WORK INSTRUCTIONS
Look below. Copy each line that has "industrial" in it.

:: DATA EXTRACTS

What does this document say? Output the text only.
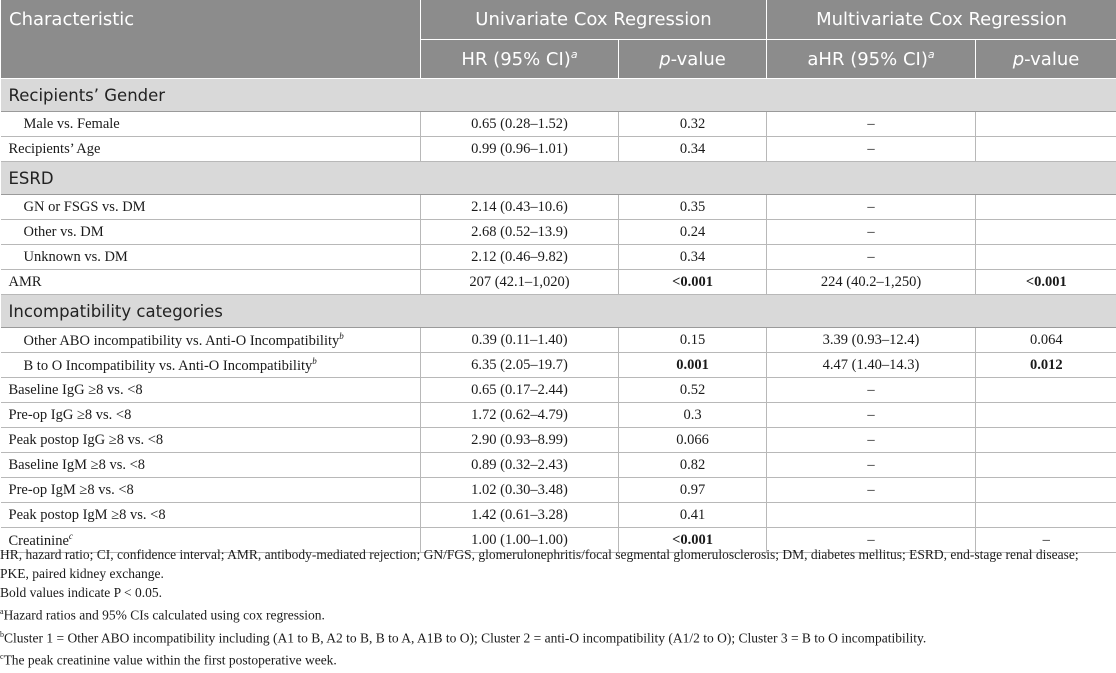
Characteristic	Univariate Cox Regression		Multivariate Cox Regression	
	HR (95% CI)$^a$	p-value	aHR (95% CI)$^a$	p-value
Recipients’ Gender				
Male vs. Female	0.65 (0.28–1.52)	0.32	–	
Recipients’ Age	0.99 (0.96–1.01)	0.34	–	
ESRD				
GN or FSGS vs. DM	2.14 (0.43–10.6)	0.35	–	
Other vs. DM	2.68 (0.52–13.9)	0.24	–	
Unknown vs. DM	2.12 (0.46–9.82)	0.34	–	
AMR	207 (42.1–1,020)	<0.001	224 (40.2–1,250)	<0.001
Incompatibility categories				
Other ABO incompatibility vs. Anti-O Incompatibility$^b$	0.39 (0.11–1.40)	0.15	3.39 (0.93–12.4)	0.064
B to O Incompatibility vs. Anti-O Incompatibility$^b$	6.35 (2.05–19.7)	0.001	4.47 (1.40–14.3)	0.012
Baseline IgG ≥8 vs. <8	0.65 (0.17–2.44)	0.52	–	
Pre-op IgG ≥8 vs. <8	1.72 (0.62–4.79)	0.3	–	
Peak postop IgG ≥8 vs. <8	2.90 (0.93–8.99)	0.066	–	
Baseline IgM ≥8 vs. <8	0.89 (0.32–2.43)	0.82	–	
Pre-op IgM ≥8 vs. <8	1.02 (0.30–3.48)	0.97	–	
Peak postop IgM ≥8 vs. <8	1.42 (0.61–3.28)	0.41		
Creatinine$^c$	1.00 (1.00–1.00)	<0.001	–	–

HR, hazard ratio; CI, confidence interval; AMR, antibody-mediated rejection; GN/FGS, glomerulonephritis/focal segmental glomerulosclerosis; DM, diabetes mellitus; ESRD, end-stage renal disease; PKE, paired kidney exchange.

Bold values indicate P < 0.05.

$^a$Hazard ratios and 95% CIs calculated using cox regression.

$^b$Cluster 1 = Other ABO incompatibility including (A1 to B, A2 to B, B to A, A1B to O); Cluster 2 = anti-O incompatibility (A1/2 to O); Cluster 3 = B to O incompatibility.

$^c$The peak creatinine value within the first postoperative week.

::::
:: DATA EXTRACTS

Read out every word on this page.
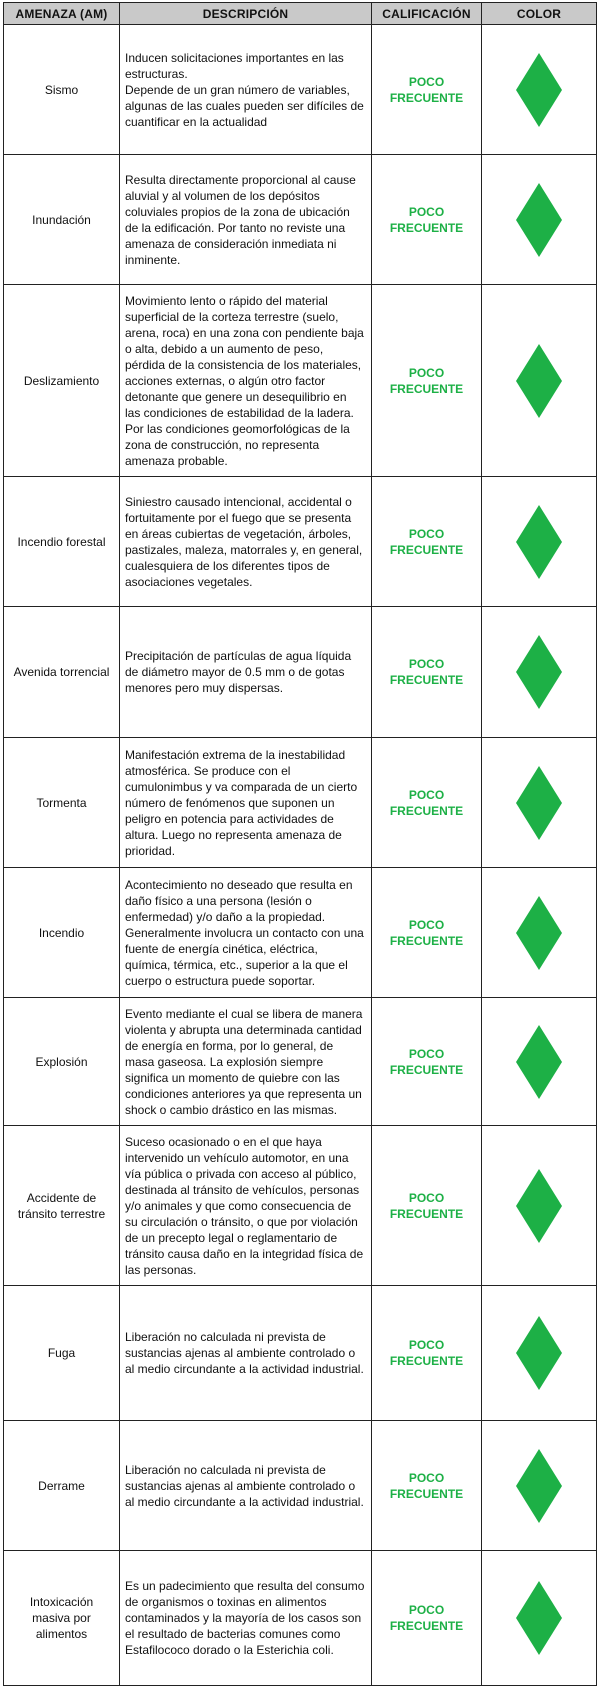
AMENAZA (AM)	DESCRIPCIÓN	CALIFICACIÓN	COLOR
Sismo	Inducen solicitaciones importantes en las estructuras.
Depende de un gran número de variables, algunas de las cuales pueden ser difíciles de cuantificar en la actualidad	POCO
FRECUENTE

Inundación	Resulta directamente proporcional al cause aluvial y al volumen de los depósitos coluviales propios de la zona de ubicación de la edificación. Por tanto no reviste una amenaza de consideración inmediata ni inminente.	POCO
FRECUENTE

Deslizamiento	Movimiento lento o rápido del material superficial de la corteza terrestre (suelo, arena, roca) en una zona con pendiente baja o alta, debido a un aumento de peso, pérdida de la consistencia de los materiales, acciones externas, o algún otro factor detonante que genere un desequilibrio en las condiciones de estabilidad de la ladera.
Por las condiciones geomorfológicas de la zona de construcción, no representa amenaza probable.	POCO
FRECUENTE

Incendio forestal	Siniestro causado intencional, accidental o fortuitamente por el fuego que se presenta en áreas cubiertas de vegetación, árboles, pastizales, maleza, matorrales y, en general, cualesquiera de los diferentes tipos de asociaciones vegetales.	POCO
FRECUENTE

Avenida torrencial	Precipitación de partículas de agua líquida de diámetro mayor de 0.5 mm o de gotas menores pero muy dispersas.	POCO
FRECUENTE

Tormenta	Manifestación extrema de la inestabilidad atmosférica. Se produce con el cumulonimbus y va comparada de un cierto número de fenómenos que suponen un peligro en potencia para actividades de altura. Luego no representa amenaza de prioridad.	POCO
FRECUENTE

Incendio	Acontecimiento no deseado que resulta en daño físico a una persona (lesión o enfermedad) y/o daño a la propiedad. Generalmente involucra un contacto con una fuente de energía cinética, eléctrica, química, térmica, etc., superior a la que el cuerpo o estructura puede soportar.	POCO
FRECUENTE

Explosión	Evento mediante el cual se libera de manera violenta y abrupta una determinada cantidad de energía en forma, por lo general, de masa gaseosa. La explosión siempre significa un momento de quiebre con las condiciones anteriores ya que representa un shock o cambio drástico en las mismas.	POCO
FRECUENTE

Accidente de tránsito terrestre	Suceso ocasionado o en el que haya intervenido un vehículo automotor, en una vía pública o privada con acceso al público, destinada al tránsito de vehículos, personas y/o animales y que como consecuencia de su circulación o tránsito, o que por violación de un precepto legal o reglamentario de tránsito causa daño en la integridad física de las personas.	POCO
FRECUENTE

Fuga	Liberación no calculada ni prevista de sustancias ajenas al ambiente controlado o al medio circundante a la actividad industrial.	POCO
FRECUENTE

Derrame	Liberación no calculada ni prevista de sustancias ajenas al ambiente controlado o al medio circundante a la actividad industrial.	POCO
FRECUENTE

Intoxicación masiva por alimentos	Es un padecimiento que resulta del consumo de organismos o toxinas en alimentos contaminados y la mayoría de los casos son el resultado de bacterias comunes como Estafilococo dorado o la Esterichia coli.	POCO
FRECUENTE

::::
:: DATA EXTRACTS

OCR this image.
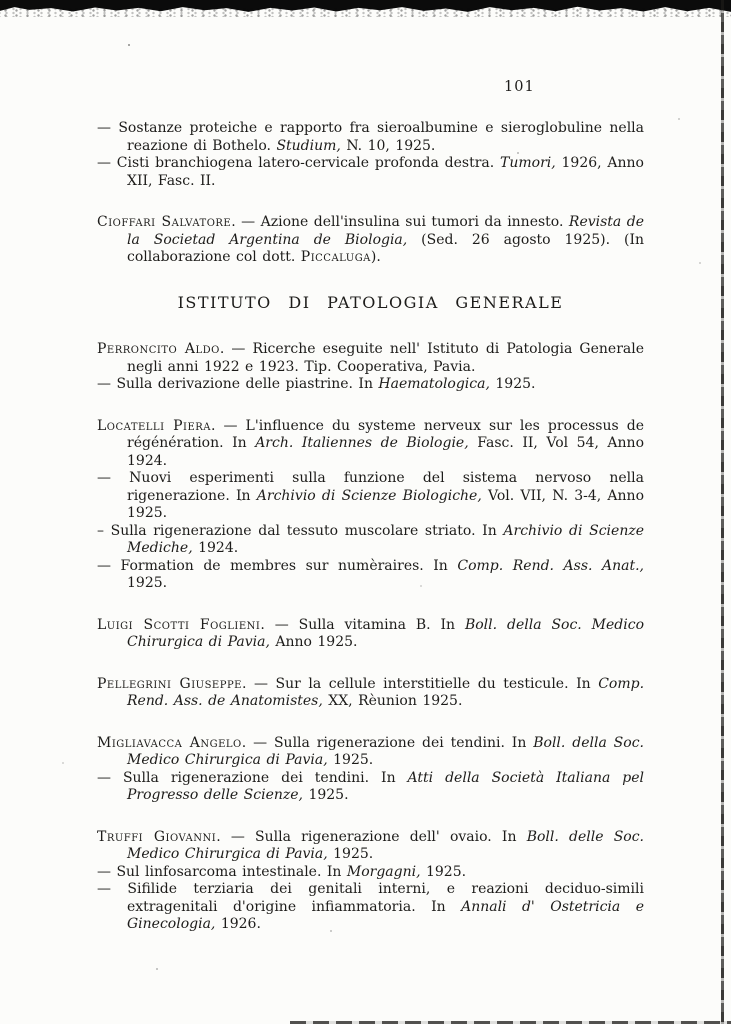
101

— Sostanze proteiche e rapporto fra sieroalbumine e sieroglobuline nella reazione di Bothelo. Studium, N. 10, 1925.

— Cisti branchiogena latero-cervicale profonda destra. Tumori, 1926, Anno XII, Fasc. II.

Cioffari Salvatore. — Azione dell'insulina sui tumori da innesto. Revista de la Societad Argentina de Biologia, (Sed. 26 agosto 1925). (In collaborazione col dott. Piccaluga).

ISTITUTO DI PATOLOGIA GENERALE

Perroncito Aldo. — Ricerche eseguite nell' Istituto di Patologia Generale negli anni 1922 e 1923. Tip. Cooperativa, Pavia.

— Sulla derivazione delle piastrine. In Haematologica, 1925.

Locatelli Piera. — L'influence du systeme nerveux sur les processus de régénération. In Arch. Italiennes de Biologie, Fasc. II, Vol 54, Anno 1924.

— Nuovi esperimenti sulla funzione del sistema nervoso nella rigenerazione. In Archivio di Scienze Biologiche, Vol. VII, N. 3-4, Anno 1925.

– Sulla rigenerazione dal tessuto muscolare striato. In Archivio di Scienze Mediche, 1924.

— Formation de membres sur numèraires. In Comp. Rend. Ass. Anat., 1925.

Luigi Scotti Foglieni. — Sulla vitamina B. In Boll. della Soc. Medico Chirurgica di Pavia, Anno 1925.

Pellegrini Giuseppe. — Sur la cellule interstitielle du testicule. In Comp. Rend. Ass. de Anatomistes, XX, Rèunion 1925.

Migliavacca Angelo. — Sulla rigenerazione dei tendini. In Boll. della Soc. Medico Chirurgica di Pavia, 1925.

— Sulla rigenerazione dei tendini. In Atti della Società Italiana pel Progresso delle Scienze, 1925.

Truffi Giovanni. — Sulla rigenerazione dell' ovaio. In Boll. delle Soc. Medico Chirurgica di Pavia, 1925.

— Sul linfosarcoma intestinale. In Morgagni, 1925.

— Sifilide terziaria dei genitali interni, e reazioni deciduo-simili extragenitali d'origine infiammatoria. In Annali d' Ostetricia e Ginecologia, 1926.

::::

RESPONSE BOX
Fuga	Liberación no calculada ni prevista de sustancias ajenas al ambiente controlado o al medio circundante a la actividad industrial.	POCO
Derrame	Liberación no calculada ni prevista de sustancias ajenas al ambiente controlado o al medio circundante a la actividad industrial.	POCO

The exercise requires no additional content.